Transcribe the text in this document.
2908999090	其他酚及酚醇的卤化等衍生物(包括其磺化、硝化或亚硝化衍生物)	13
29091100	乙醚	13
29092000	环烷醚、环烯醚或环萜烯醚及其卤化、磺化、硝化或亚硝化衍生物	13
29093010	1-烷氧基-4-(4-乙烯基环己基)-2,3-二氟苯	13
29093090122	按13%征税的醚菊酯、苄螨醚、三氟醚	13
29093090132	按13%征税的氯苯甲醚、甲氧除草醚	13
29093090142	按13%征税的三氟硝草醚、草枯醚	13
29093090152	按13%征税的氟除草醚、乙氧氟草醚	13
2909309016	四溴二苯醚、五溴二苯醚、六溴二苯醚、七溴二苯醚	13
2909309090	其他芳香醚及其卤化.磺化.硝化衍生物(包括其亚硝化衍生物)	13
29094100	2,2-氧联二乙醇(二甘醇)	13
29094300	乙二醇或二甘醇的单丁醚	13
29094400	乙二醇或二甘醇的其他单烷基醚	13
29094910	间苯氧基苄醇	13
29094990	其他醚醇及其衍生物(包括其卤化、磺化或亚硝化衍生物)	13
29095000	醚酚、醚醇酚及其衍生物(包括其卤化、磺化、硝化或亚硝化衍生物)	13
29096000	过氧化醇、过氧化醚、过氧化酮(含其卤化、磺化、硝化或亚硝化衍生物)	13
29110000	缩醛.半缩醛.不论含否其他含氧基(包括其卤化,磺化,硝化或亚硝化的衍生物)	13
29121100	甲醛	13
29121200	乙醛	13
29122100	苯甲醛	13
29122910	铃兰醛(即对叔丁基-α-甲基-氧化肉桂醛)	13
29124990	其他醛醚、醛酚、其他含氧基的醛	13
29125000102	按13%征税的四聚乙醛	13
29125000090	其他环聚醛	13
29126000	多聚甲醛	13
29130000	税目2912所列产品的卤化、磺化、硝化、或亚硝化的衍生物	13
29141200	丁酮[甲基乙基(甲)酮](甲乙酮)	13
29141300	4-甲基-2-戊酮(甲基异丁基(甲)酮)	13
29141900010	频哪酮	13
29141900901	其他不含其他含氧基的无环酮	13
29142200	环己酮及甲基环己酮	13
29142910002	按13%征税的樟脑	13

**YOUR TASK**. Write down every line of the data exactly as it appears above.

**SOLUTION BELOW**.
Transcribe the text in this document.
2908999090	其他酚及酚醇的卤化等衍生物(包括其磺化、硝化或亚硝化衍生物)	13
29091100	乙醚	13
29092000	环烷醚、环烯醚或环萜烯醚及其卤化、磺化、硝化或亚硝化衍生物	13
29093010	1-烷氧基-4-(4-乙烯基环己基)-2,3-二氟苯	13
29093090122	按13%征税的醚菊酯、苄螨醚、三氟醚	13
29093090132	按13%征税的氯苯甲醚、甲氧除草醚	13
29093090142	按13%征税的三氟硝草醚、草枯醚	13
29093090152	按13%征税的氟除草醚、乙氧氟草醚	13
2909309016	四溴二苯醚、五溴二苯醚、六溴二苯醚、七溴二苯醚	13
2909309090	其他芳香醚及其卤化.磺化.硝化衍生物(包括其亚硝化衍生物)	13
29094100	2,2-氧联二乙醇(二甘醇)	13
29094300	乙二醇或二甘醇的单丁醚	13
29094400	乙二醇或二甘醇的其他单烷基醚	13
29094910	间苯氧基苄醇	13
29094990	其他醚醇及其衍生物(包括其卤化、磺化或亚硝化衍生物)	13
29095000	醚酚、醚醇酚及其衍生物(包括其卤化、磺化、硝化或亚硝化衍生物)	13
29096000	过氧化醇、过氧化醚、过氧化酮(含其卤化、磺化、硝化或亚硝化衍生物)	13
29110000	缩醛.半缩醛.不论含否其他含氧基(包括其卤化,磺化,硝化或亚硝化的衍生物)	13
29121100	甲醛	13
29121200	乙醛	13
29122100	苯甲醛	13
29122910	铃兰醛(即对叔丁基-α-甲基-氧化肉桂醛)	13
29124990	其他醛醚、醛酚、其他含氧基的醛	13
29125000102	按13%征税的四聚乙醛	13
29125000090	其他环聚醛	13
29126000	多聚甲醛	13
29130000	税目2912所列产品的卤化、磺化、硝化、或亚硝化的衍生物	13
29141200	丁酮[甲基乙基(甲)酮](甲乙酮)	13
29141300	4-甲基-2-戊酮(甲基异丁基(甲)酮)	13
29141900010	频哪酮	13
29141900901	其他不含其他含氧基的无环酮	13
29142200	环己酮及甲基环己酮	13
29142910002	按13%征税的樟脑	13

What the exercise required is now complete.